_Materials provided_.
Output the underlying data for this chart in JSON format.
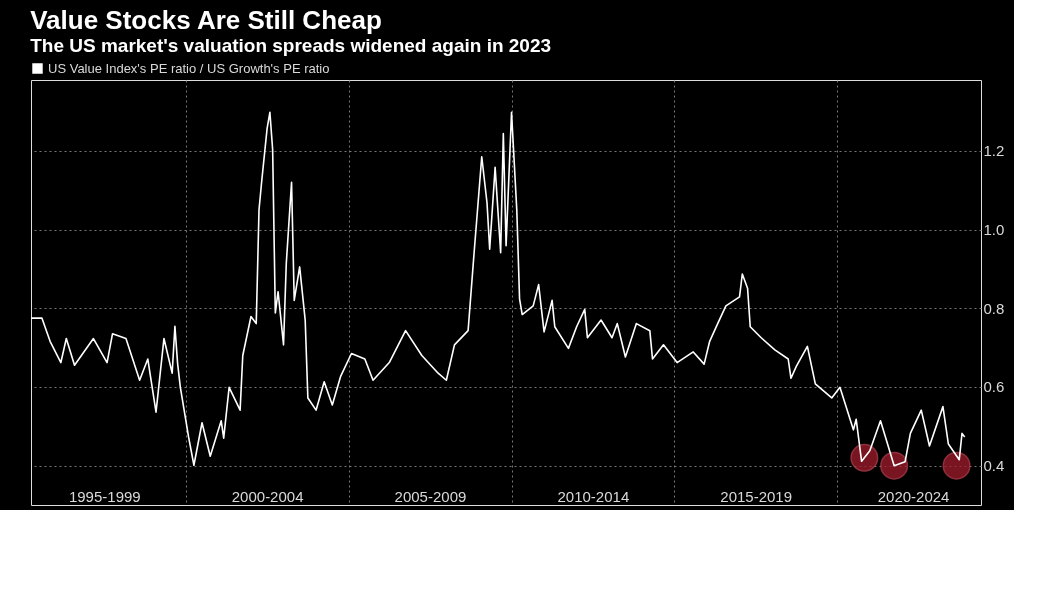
{
  "chart_data": {
    "type": "line",
    "title": "Value Stocks Are Still Cheap",
    "subtitle": "The US market's valuation spreads widened again in 2023",
    "xlim": [
      "1995-04",
      "2024-06"
    ],
    "xticks": [
      {
        "value": "1997-07",
        "label": "1995-1999"
      },
      {
        "value": "2000-01",
        "label": null
      },
      {
        "value": "2002-07",
        "label": "2000-2004"
      },
      {
        "value": "2005-01",
        "label": null
      },
      {
        "value": "2007-07",
        "label": "2005-2009"
      },
      {
        "value": "2010-01",
        "label": null
      },
      {
        "value": "2012-07",
        "label": "2010-2014"
      },
      {
        "value": "2015-01",
        "label": null
      },
      {
        "value": "2017-07",
        "label": "2015-2019"
      },
      {
        "value": "2020-01",
        "label": null
      },
      {
        "value": "2022-05",
        "label": "2020-2024"
      }
    ],
    "ylim": [
      0.3,
      1.38
    ],
    "yticks": [
      0.4,
      0.6,
      0.8,
      {
        "value": 1.0,
        "label": "1.0"
      },
      1.2
    ],
    "grid": true,
    "legend": "top left",
    "series": [
      {
        "name": "US Value Index's PE ratio / US Growth's PE ratio",
        "color": "#ffffff",
        "x": [
          "1995-04",
          "1995-08",
          "1995-11",
          "1996-03",
          "1996-05",
          "1996-08",
          "1997-03",
          "1997-08",
          "1997-10",
          "1998-03",
          "1998-08",
          "1998-11",
          "1999-02",
          "1999-05",
          "1999-08",
          "1999-09",
          "1999-10",
          "1999-11",
          "2000-02",
          "2000-04",
          "2000-07",
          "2000-10",
          "2001-02",
          "2001-03",
          "2001-05",
          "2001-09",
          "2001-10",
          "2002-01",
          "2002-03",
          "2002-04",
          "2002-05",
          "2002-07",
          "2002-08",
          "2002-09",
          "2002-10",
          "2002-11",
          "2003-01",
          "2003-02",
          "2003-04",
          "2003-05",
          "2003-07",
          "2003-09",
          "2003-10",
          "2004-01",
          "2004-04",
          "2004-07",
          "2004-10",
          "2005-02",
          "2005-07",
          "2005-10",
          "2006-04",
          "2006-10",
          "2007-04",
          "2007-10",
          "2008-01",
          "2008-04",
          "2008-09",
          "2008-11",
          "2009-02",
          "2009-04",
          "2009-05",
          "2009-07",
          "2009-09",
          "2009-10",
          "2009-11",
          "2010-01",
          "2010-03",
          "2010-04",
          "2010-05",
          "2010-09",
          "2010-11",
          "2011-01",
          "2011-04",
          "2011-05",
          "2011-10",
          "2012-01",
          "2012-04",
          "2012-05",
          "2012-10",
          "2013-02",
          "2013-04",
          "2013-07",
          "2013-11",
          "2014-04",
          "2014-05",
          "2014-09",
          "2015-02",
          "2015-08",
          "2015-12",
          "2016-02",
          "2016-05",
          "2016-08",
          "2017-01",
          "2017-02",
          "2017-04",
          "2017-05",
          "2017-09",
          "2018-02",
          "2018-07",
          "2018-08",
          "2018-10",
          "2019-02",
          "2019-05",
          "2019-11",
          "2020-02",
          "2020-07",
          "2020-08",
          "2020-10",
          "2021-01",
          "2021-05",
          "2021-10",
          "2022-02",
          "2022-04",
          "2022-08",
          "2022-11",
          "2023-04",
          "2023-06",
          "2023-10",
          "2023-11",
          "2023-12"
        ],
        "values": [
          0.775,
          0.775,
          0.716,
          0.662,
          0.723,
          0.655,
          0.723,
          0.662,
          0.735,
          0.723,
          0.617,
          0.671,
          0.536,
          0.723,
          0.635,
          0.754,
          0.66,
          0.599,
          0.473,
          0.401,
          0.509,
          0.424,
          0.514,
          0.47,
          0.599,
          0.541,
          0.68,
          0.779,
          0.761,
          1.05,
          1.122,
          1.257,
          1.298,
          1.203,
          0.788,
          0.842,
          0.707,
          0.914,
          1.12,
          0.82,
          0.905,
          0.77,
          0.572,
          0.541,
          0.613,
          0.554,
          0.626,
          0.685,
          0.671,
          0.617,
          0.662,
          0.743,
          0.68,
          0.635,
          0.617,
          0.707,
          0.743,
          0.923,
          1.185,
          1.068,
          0.95,
          1.158,
          0.941,
          1.244,
          0.959,
          1.298,
          1.05,
          0.824,
          0.784,
          0.806,
          0.86,
          0.74,
          0.82,
          0.753,
          0.698,
          0.753,
          0.797,
          0.725,
          0.77,
          0.725,
          0.761,
          0.676,
          0.761,
          0.743,
          0.671,
          0.707,
          0.662,
          0.689,
          0.658,
          0.716,
          0.761,
          0.806,
          0.829,
          0.887,
          0.851,
          0.753,
          0.725,
          0.694,
          0.671,
          0.622,
          0.653,
          0.703,
          0.608,
          0.572,
          0.599,
          0.491,
          0.518,
          0.411,
          0.438,
          0.514,
          0.4,
          0.41,
          0.482,
          0.541,
          0.45,
          0.55,
          0.455,
          0.415,
          0.482,
          0.473
        ]
      },
      {
        "color": "#a01c2c",
        "type": "scatter",
        "marker": "circle",
        "x": [
          "2020-11",
          "2021-10",
          "2023-09"
        ],
        "values": [
          0.42,
          0.4,
          0.4
        ]
      }
    ]
  }
}
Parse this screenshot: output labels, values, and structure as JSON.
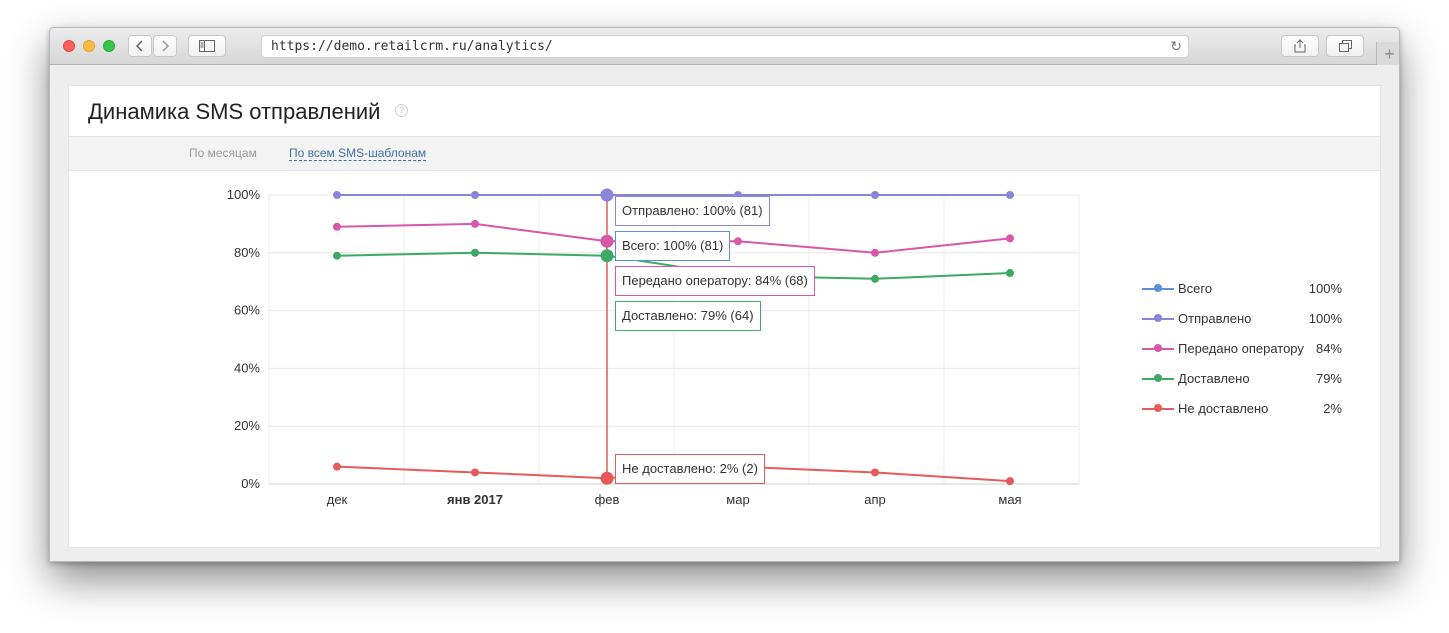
{
  "browser": {
    "url": "https://demo.retailcrm.ru/analytics/"
  },
  "page": {
    "title": "Динамика SMS отправлений",
    "help_glyph": "?"
  },
  "tabs": [
    {
      "label": "По месяцам",
      "active": false
    },
    {
      "label": "По всем SMS-шаблонам",
      "active": true
    }
  ],
  "colors": {
    "Всего": "#5b8fd6",
    "Отправлено": "#8b84db",
    "Передано оператору": "#d757a8",
    "Доставлено": "#3da964",
    "Не доставлено": "#e65a5a"
  },
  "chart_data": {
    "type": "line",
    "categories": [
      "дек",
      "янв 2017",
      "фев",
      "мар",
      "апр",
      "мая"
    ],
    "bold_categories": [
      "янв 2017"
    ],
    "ylim": [
      0,
      100
    ],
    "yticks": [
      "100%",
      "80%",
      "60%",
      "40%",
      "20%",
      "0%"
    ],
    "ytick_values": [
      100,
      80,
      60,
      40,
      20,
      0
    ],
    "series": [
      {
        "name": "Отправлено",
        "values": [
          100,
          100,
          100,
          100,
          100,
          100
        ]
      },
      {
        "name": "Передано оператору",
        "values": [
          89,
          90,
          84,
          84,
          80,
          85
        ]
      },
      {
        "name": "Доставлено",
        "values": [
          79,
          80,
          79,
          72,
          71,
          73
        ]
      },
      {
        "name": "Не доставлено",
        "values": [
          6,
          4,
          2,
          6,
          4,
          1
        ]
      }
    ],
    "hover_category": "фев",
    "tooltips": [
      {
        "series": "Отправлено",
        "text": "Отправлено: 100% (81)"
      },
      {
        "series": "Всего",
        "text": "Всего: 100% (81)"
      },
      {
        "series": "Передано оператору",
        "text": "Передано оператору: 84% (68)"
      },
      {
        "series": "Доставлено",
        "text": "Доставлено: 79% (64)"
      },
      {
        "series": "Не доставлено",
        "text": "Не доставлено: 2% (2)"
      }
    ],
    "grid": true,
    "legend_position": "right"
  },
  "legend": [
    {
      "name": "Всего",
      "value": "100%"
    },
    {
      "name": "Отправлено",
      "value": "100%"
    },
    {
      "name": "Передано оператору",
      "value": "84%"
    },
    {
      "name": "Доставлено",
      "value": "79%"
    },
    {
      "name": "Не доставлено",
      "value": "2%"
    }
  ]
}
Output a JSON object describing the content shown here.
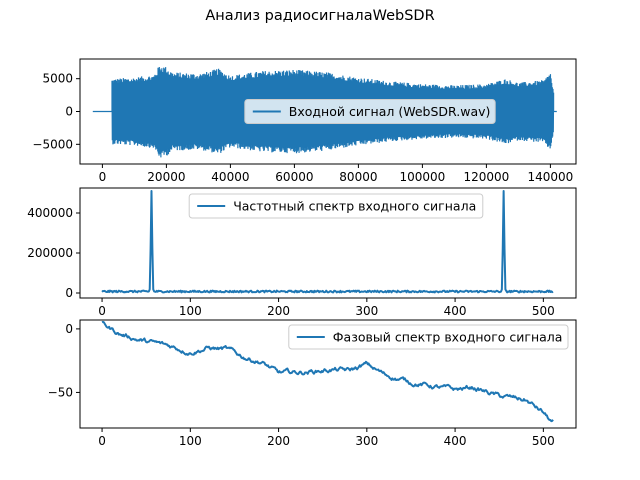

_Set problem_. From the listing above, copy every line that includes the word "name".

_Full response_.
        "name": "US Value Index's PE ratio / US Growth's PE ratio",
        "name": "Отправлено",
        "name": "Передано оператору",
        "name": "Доставлено",
        "name": "Не доставлено",
      "name": "Всего",
      "name": "Отправлено",
      "name": "Передано оператору",
      "name": "Доставлено",
      "name": "Не доставлено",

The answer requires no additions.